## WHAT YOU WILL DO
Your task is to give the listing below back word for word, pictures excluded.

-- begin SUPPLIED ENTRIES --

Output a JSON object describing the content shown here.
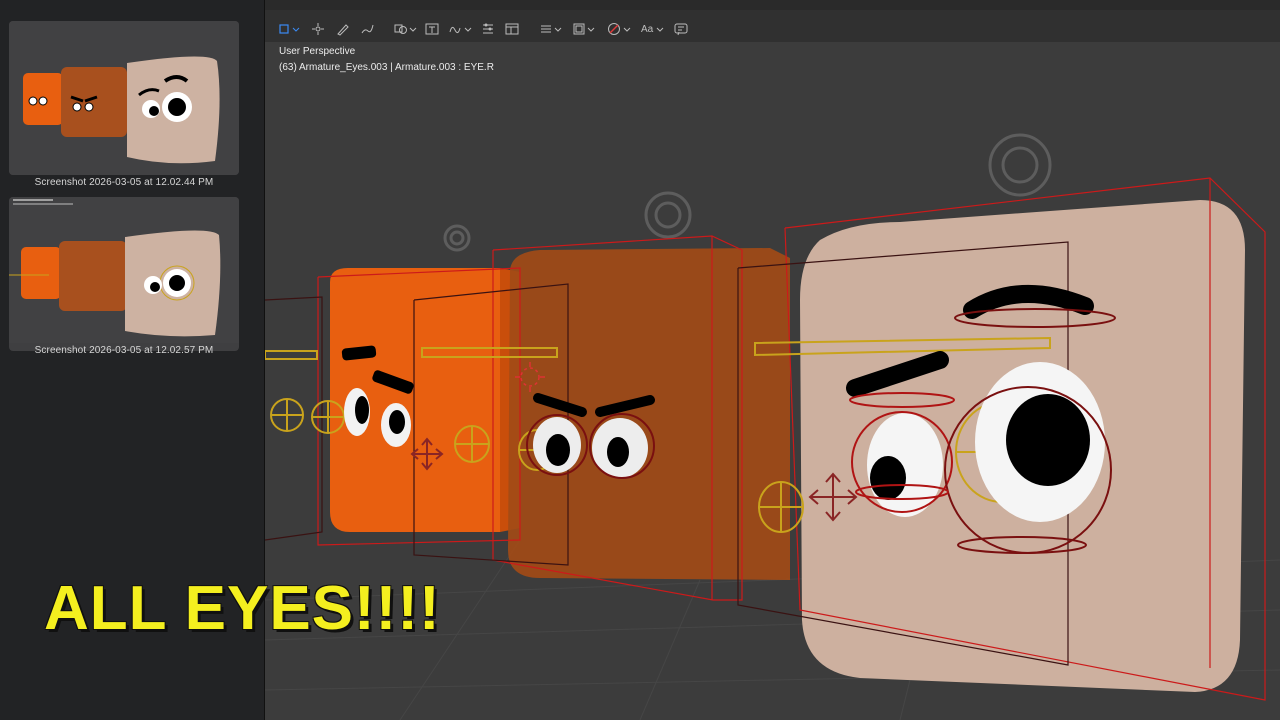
{
  "sidebar": {
    "thumbnails": [
      {
        "caption": "Screenshot 2026-03-05 at 12.02.44 PM"
      },
      {
        "caption": "Screenshot 2026-03-05 at 12.02.57 PM"
      }
    ]
  },
  "toolbar": {
    "items": [
      {
        "icon": "select-box-icon"
      },
      {
        "icon": "cursor-sparkle-icon"
      },
      {
        "icon": "annotate-pen-icon"
      },
      {
        "icon": "sketch-pen-icon"
      },
      {
        "icon": "shapes-icon"
      },
      {
        "icon": "text-box-icon"
      },
      {
        "icon": "signature-icon"
      },
      {
        "icon": "adjust-color-icon"
      },
      {
        "icon": "page-layout-icon"
      },
      {
        "icon": "line-style-icon"
      },
      {
        "icon": "border-color-icon"
      },
      {
        "icon": "fill-color-icon"
      },
      {
        "icon": "text-style-icon",
        "label": "Aa"
      },
      {
        "icon": "description-icon"
      }
    ]
  },
  "viewport": {
    "mode_label": "User Perspective",
    "object_label": "(63) Armature_Eyes.003 | Armature.003 : EYE.R"
  },
  "caption": {
    "text": "ALL EYES!!!!"
  },
  "colors": {
    "accent_blue": "#3a8bf5",
    "caption_yellow": "#f4ef1f",
    "cube_orange": "#e85f10",
    "cube_brown": "#b3521c",
    "cube_beige": "#c9ab9a",
    "armature_gold": "#c9a31c",
    "bound_red": "#cc1a1a"
  }
}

-- end SUPPLIED ENTRIES --

## RESULT OF THE TASK
Output a JSON object describing the content shown here.
{
  "sidebar": {
    "thumbnails": [
      {
        "caption": "Screenshot 2026-03-05 at 12.02.44 PM"
      },
      {
        "caption": "Screenshot 2026-03-05 at 12.02.57 PM"
      }
    ]
  },
  "toolbar": {
    "items": [
      {
        "icon": "select-box-icon"
      },
      {
        "icon": "cursor-sparkle-icon"
      },
      {
        "icon": "annotate-pen-icon"
      },
      {
        "icon": "sketch-pen-icon"
      },
      {
        "icon": "shapes-icon"
      },
      {
        "icon": "text-box-icon"
      },
      {
        "icon": "signature-icon"
      },
      {
        "icon": "adjust-color-icon"
      },
      {
        "icon": "page-layout-icon"
      },
      {
        "icon": "line-style-icon"
      },
      {
        "icon": "border-color-icon"
      },
      {
        "icon": "fill-color-icon"
      },
      {
        "icon": "text-style-icon",
        "label": "Aa"
      },
      {
        "icon": "description-icon"
      }
    ]
  },
  "viewport": {
    "mode_label": "User Perspective",
    "object_label": "(63) Armature_Eyes.003 | Armature.003 : EYE.R"
  },
  "caption": {
    "text": "ALL EYES!!!!"
  },
  "colors": {
    "accent_blue": "#3a8bf5",
    "caption_yellow": "#f4ef1f",
    "cube_orange": "#e85f10",
    "cube_brown": "#b3521c",
    "cube_beige": "#c9ab9a",
    "armature_gold": "#c9a31c",
    "bound_red": "#cc1a1a"
  }
}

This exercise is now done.